-- BEGIN Given information --

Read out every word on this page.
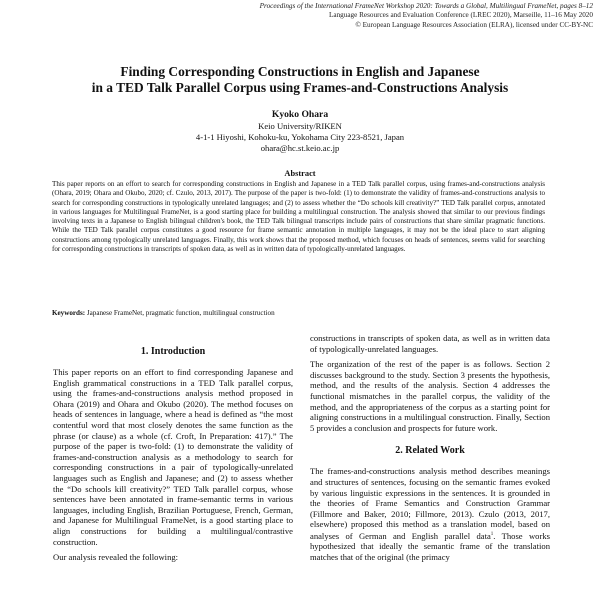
Proceedings of the International FrameNet Workshop 2020: Towards a Global, Multilingual FrameNet, pages 8–12
Language Resources and Evaluation Conference (LREC 2020), Marseille, 11–16 May 2020
© European Language Resources Association (ELRA), licensed under CC-BY-NC
Finding Corresponding Constructions in English and Japanese
in a TED Talk Parallel Corpus using Frames-and-Constructions Analysis
Kyoko Ohara
Keio University/RIKEN
4-1-1 Hiyoshi, Kohoku-ku, Yokohama City 223-8521, Japan
ohara@hc.st.keio.ac.jp
Abstract
This paper reports on an effort to search for corresponding constructions in English and Japanese in a TED Talk parallel corpus, using frames-and-constructions analysis (Ohara, 2019; Ohara and Okubo, 2020; cf. Czulo, 2013, 2017). The purpose of the paper is two-fold: (1) to demonstrate the validity of frames-and-constructions analysis to search for corresponding constructions in typologically unrelated languages; and (2) to assess whether the “Do schools kill creativity?” TED Talk parallel corpus, annotated in various languages for Multilingual FrameNet, is a good starting place for building a multilingual construction. The analysis showed that similar to our previous findings involving texts in a Japanese to English bilingual children's book, the TED Talk bilingual transcripts include pairs of constructions that share similar pragmatic functions. While the TED Talk parallel corpus constitutes a good resource for frame semantic annotation in multiple languages, it may not be the ideal place to start aligning constructions among typologically unrelated languages. Finally, this work shows that the proposed method, which focuses on heads of sentences, seems valid for searching for corresponding constructions in transcripts of spoken data, as well as in written data of typologically-unrelated languages.
Keywords: Japanese FrameNet, pragmatic function, multilingual construction
1. Introduction

This paper reports on an effort to find corresponding Japanese and English grammatical constructions in a TED Talk parallel corpus, using the frames-and-constructions analysis method proposed in Ohara (2019) and Ohara and Okubo (2020). The method focuses on heads of sentences in language, where a head is defined as “the most contentful word that most closely denotes the same function as the phrase (or clause) as a whole (cf. Croft, In Preparation: 417).” The purpose of the paper is two-fold: (1) to demonstrate the validity of frames-and-construction analysis as a methodology to search for corresponding constructions in a pair of typologically-unrelated languages such as English and Japanese; and (2) to assess whether the “Do schools kill creativity?” TED Talk parallel corpus, whose sentences have been annotated in frame-semantic terms in various languages, including English, Brazilian Portuguese, French, German, and Japanese for Multilingual FrameNet, is a good starting place to align constructions for building a multilingual/contrastive construction.

Our analysis revealed the following:

constructions in transcripts of spoken data, as well as in written data of typologically-unrelated languages.

The organization of the rest of the paper is as follows. Section 2 discusses background to the study. Section 3 presents the hypothesis, method, and the results of the analysis. Section 4 addresses the functional mismatches in the parallel corpus, the validity of the method, and the appropriateness of the corpus as a starting point for aligning constructions in a multilingual construction. Finally, Section 5 provides a conclusion and prospects for future work.

2. Related Work

The frames-and-constructions analysis method describes meanings and structures of sentences, focusing on the semantic frames evoked by various linguistic expressions in the sentences. It is grounded in the theories of Frame Semantics and Construction Grammar (Fillmore and Baker, 2010; Fillmore, 2013). Czulo (2013, 2017, elsewhere) proposed this method as a translation model, based on analyses of German and English parallel data$^1$. Those works hypothesized that ideally the semantic frame of the translation matches that of the original (the primacy
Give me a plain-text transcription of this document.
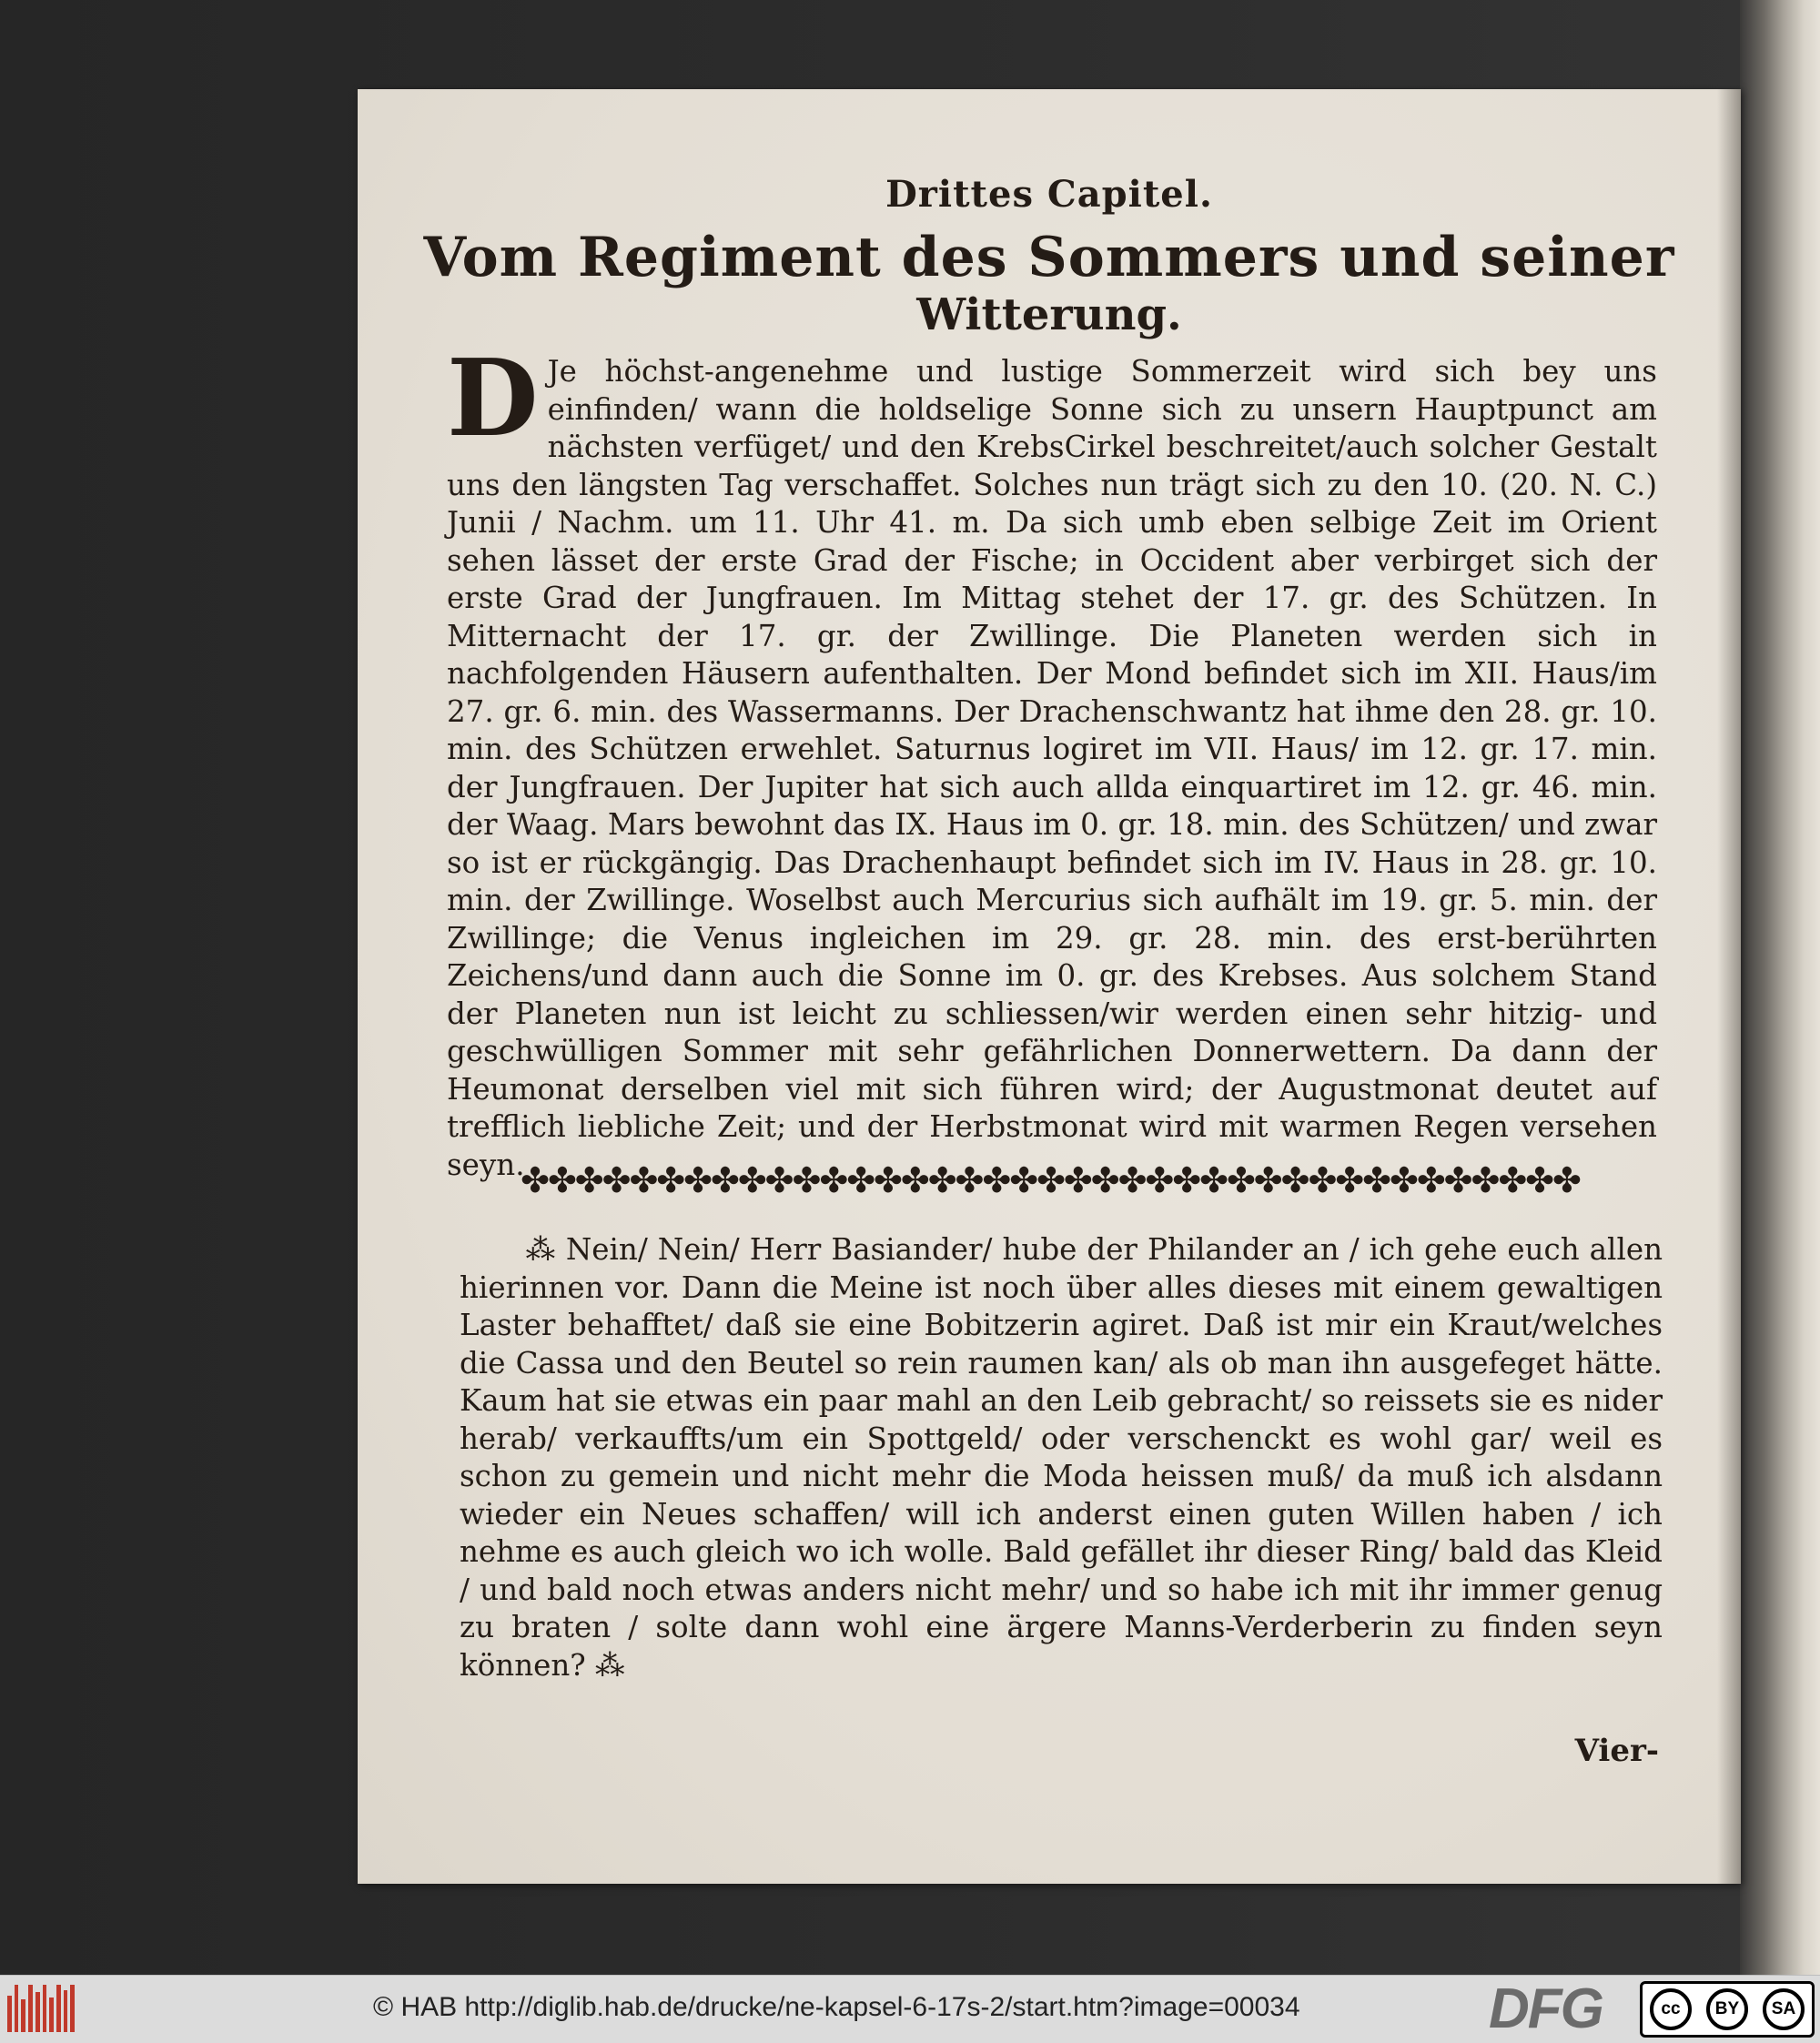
Drittes Capitel.
Vom Regiment des Sommers und seiner
Witterung.
D Je höchst-angenehme und lustige Sommerzeit wird sich bey uns einfinden/ wann die holdselige Sonne sich zu unsern Hauptpunct am nächsten verfüget/ und den KrebsCirkel beschreitet/auch solcher Gestalt uns den längsten Tag verschaffet. Solches nun trägt sich zu den 10. (20. N. C.) Junii / Nachm. um 11. Uhr 41. m. Da sich umb eben selbige Zeit im Orient sehen lässet der erste Grad der Fische; in Occident aber verbirget sich der erste Grad der Jungfrauen. Im Mittag stehet der 17. gr. des Schützen. In Mitternacht der 17. gr. der Zwillinge. Die Planeten werden sich in nachfolgenden Häusern aufenthalten. Der Mond befindet sich im XII. Haus/im 27. gr. 6. min. des Wassermanns. Der Drachenschwantz hat ihme den 28. gr. 10. min. des Schützen erwehlet. Saturnus logiret im VII. Haus/ im 12. gr. 17. min. der Jungfrauen. Der Jupiter hat sich auch allda einquartiret im 12. gr. 46. min. der Waag. Mars bewohnt das IX. Haus im 0. gr. 18. min. des Schützen/ und zwar so ist er rückgängig. Das Drachenhaupt befindet sich im IV. Haus in 28. gr. 10. min. der Zwillinge. Woselbst auch Mercurius sich aufhält im 19. gr. 5. min. der Zwillinge; die Venus ingleichen im 29. gr. 28. min. des erst-berührten Zeichens/und dann auch die Sonne im 0. gr. des Krebses. Aus solchem Stand der Planeten nun ist leicht zu schliessen/wir werden einen sehr hitzig- und geschwülligen Sommer mit sehr gefährlichen Donnerwettern. Da dann der Heumonat derselben viel mit sich führen wird; der Augustmonat deutet auf trefflich liebliche Zeit; und der Herbstmonat wird mit warmen Regen versehen seyn.
✤✤✤✤✤✤✤✤✤✤✤✤✤✤✤✤✤✤✤✤✤✤✤✤✤✤✤✤✤✤✤✤✤✤✤✤✤✤✤
⁂ Nein/ Nein/ Herr Basiander/ hube der Philander an / ich gehe euch allen hierinnen vor. Dann die Meine ist noch über alles dieses mit einem gewaltigen Laster behafftet/ daß sie eine Bobitzerin agiret. Daß ist mir ein Kraut/welches die Cassa und den Beutel so rein raumen kan/ als ob man ihn ausgefeget hätte. Kaum hat sie etwas ein paar mahl an den Leib gebracht/ so reissets sie es nider herab/ verkauffts/um ein Spottgeld/ oder verschenckt es wohl gar/ weil es schon zu gemein und nicht mehr die Moda heissen muß/ da muß ich alsdann wieder ein Neues schaffen/ will ich anderst einen guten Willen haben / ich nehme es auch gleich wo ich wolle. Bald gefället ihr dieser Ring/ bald das Kleid / und bald noch etwas anders nicht mehr/ und so habe ich mit ihr immer genug zu braten / solte dann wohl eine ärgere Manns-Verderberin zu finden seyn können? ⁂
Vier-
© HAB http://diglib.hab.de/drucke/ne-kapsel-6-17s-2/start.htm?image=00034	DFG	cc	BY	SA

-- END Given information --

## [Exercise objective]
Can you retype every record above exactly, leaving out the pictures?

## [Exercise output]
Read out every word on this page.
Proceedings of the International FrameNet Workshop 2020: Towards a Global, Multilingual FrameNet, pages 8–12
Language Resources and Evaluation Conference (LREC 2020), Marseille, 11–16 May 2020
© European Language Resources Association (ELRA), licensed under CC-BY-NC
Finding Corresponding Constructions in English and Japanese
in a TED Talk Parallel Corpus using Frames-and-Constructions Analysis
Kyoko Ohara
Keio University/RIKEN
4-1-1 Hiyoshi, Kohoku-ku, Yokohama City 223-8521, Japan
ohara@hc.st.keio.ac.jp
Abstract
This paper reports on an effort to search for corresponding constructions in English and Japanese in a TED Talk parallel corpus, using frames-and-constructions analysis (Ohara, 2019; Ohara and Okubo, 2020; cf. Czulo, 2013, 2017). The purpose of the paper is two-fold: (1) to demonstrate the validity of frames-and-constructions analysis to search for corresponding constructions in typologically unrelated languages; and (2) to assess whether the “Do schools kill creativity?” TED Talk parallel corpus, annotated in various languages for Multilingual FrameNet, is a good starting place for building a multilingual construction. The analysis showed that similar to our previous findings involving texts in a Japanese to English bilingual children's book, the TED Talk bilingual transcripts include pairs of constructions that share similar pragmatic functions. While the TED Talk parallel corpus constitutes a good resource for frame semantic annotation in multiple languages, it may not be the ideal place to start aligning constructions among typologically unrelated languages. Finally, this work shows that the proposed method, which focuses on heads of sentences, seems valid for searching for corresponding constructions in transcripts of spoken data, as well as in written data of typologically-unrelated languages.
Keywords: Japanese FrameNet, pragmatic function, multilingual construction
1. Introduction

This paper reports on an effort to find corresponding Japanese and English grammatical constructions in a TED Talk parallel corpus, using the frames-and-constructions analysis method proposed in Ohara (2019) and Ohara and Okubo (2020). The method focuses on heads of sentences in language, where a head is defined as “the most contentful word that most closely denotes the same function as the phrase (or clause) as a whole (cf. Croft, In Preparation: 417).” The purpose of the paper is two-fold: (1) to demonstrate the validity of frames-and-construction analysis as a methodology to search for corresponding constructions in a pair of typologically-unrelated languages such as English and Japanese; and (2) to assess whether the “Do schools kill creativity?” TED Talk parallel corpus, whose sentences have been annotated in frame-semantic terms in various languages, including English, Brazilian Portuguese, French, German, and Japanese for Multilingual FrameNet, is a good starting place to align constructions for building a multilingual/contrastive construction.

Our analysis revealed the following:

constructions in transcripts of spoken data, as well as in written data of typologically-unrelated languages.

The organization of the rest of the paper is as follows. Section 2 discusses background to the study. Section 3 presents the hypothesis, method, and the results of the analysis. Section 4 addresses the functional mismatches in the parallel corpus, the validity of the method, and the appropriateness of the corpus as a starting point for aligning constructions in a multilingual construction. Finally, Section 5 provides a conclusion and prospects for future work.

2. Related Work

The frames-and-constructions analysis method describes meanings and structures of sentences, focusing on the semantic frames evoked by various linguistic expressions in the sentences. It is grounded in the theories of Frame Semantics and Construction Grammar (Fillmore and Baker, 2010; Fillmore, 2013). Czulo (2013, 2017, elsewhere) proposed this method as a translation model, based on analyses of German and English parallel data$^1$. Those works hypothesized that ideally the semantic frame of the translation matches that of the original (the primacy
Give me a plain-text transcription of this document.
Drittes Capitel.
Vom Regiment des Sommers und seiner
Witterung.
D Je höchst-angenehme und lustige Sommerzeit wird sich bey uns einfinden/ wann die holdselige Sonne sich zu unsern Hauptpunct am nächsten verfüget/ und den KrebsCirkel beschreitet/auch solcher Gestalt uns den längsten Tag verschaffet. Solches nun trägt sich zu den 10. (20. N. C.) Junii / Nachm. um 11. Uhr 41. m. Da sich umb eben selbige Zeit im Orient sehen lässet der erste Grad der Fische; in Occident aber verbirget sich der erste Grad der Jungfrauen. Im Mittag stehet der 17. gr. des Schützen. In Mitternacht der 17. gr. der Zwillinge. Die Planeten werden sich in nachfolgenden Häusern aufenthalten. Der Mond befindet sich im XII. Haus/im 27. gr. 6. min. des Wassermanns. Der Drachenschwantz hat ihme den 28. gr. 10. min. des Schützen erwehlet. Saturnus logiret im VII. Haus/ im 12. gr. 17. min. der Jungfrauen. Der Jupiter hat sich auch allda einquartiret im 12. gr. 46. min. der Waag. Mars bewohnt das IX. Haus im 0. gr. 18. min. des Schützen/ und zwar so ist er rückgängig. Das Drachenhaupt befindet sich im IV. Haus in 28. gr. 10. min. der Zwillinge. Woselbst auch Mercurius sich aufhält im 19. gr. 5. min. der Zwillinge; die Venus ingleichen im 29. gr. 28. min. des erst-berührten Zeichens/und dann auch die Sonne im 0. gr. des Krebses. Aus solchem Stand der Planeten nun ist leicht zu schliessen/wir werden einen sehr hitzig- und geschwülligen Sommer mit sehr gefährlichen Donnerwettern. Da dann der Heumonat derselben viel mit sich führen wird; der Augustmonat deutet auf trefflich liebliche Zeit; und der Herbstmonat wird mit warmen Regen versehen seyn.
✤✤✤✤✤✤✤✤✤✤✤✤✤✤✤✤✤✤✤✤✤✤✤✤✤✤✤✤✤✤✤✤✤✤✤✤✤✤✤
⁂ Nein/ Nein/ Herr Basiander/ hube der Philander an / ich gehe euch allen hierinnen vor. Dann die Meine ist noch über alles dieses mit einem gewaltigen Laster behafftet/ daß sie eine Bobitzerin agiret. Daß ist mir ein Kraut/welches die Cassa und den Beutel so rein raumen kan/ als ob man ihn ausgefeget hätte. Kaum hat sie etwas ein paar mahl an den Leib gebracht/ so reissets sie es nider herab/ verkauffts/um ein Spottgeld/ oder verschenckt es wohl gar/ weil es schon zu gemein und nicht mehr die Moda heissen muß/ da muß ich alsdann wieder ein Neues schaffen/ will ich anderst einen guten Willen haben / ich nehme es auch gleich wo ich wolle. Bald gefället ihr dieser Ring/ bald das Kleid / und bald noch etwas anders nicht mehr/ und so habe ich mit ihr immer genug zu braten / solte dann wohl eine ärgere Manns-Verderberin zu finden seyn können? ⁂
Vier-
© HAB http://diglib.hab.de/drucke/ne-kapsel-6-17s-2/start.htm?image=00034	DFG	cc	BY	SA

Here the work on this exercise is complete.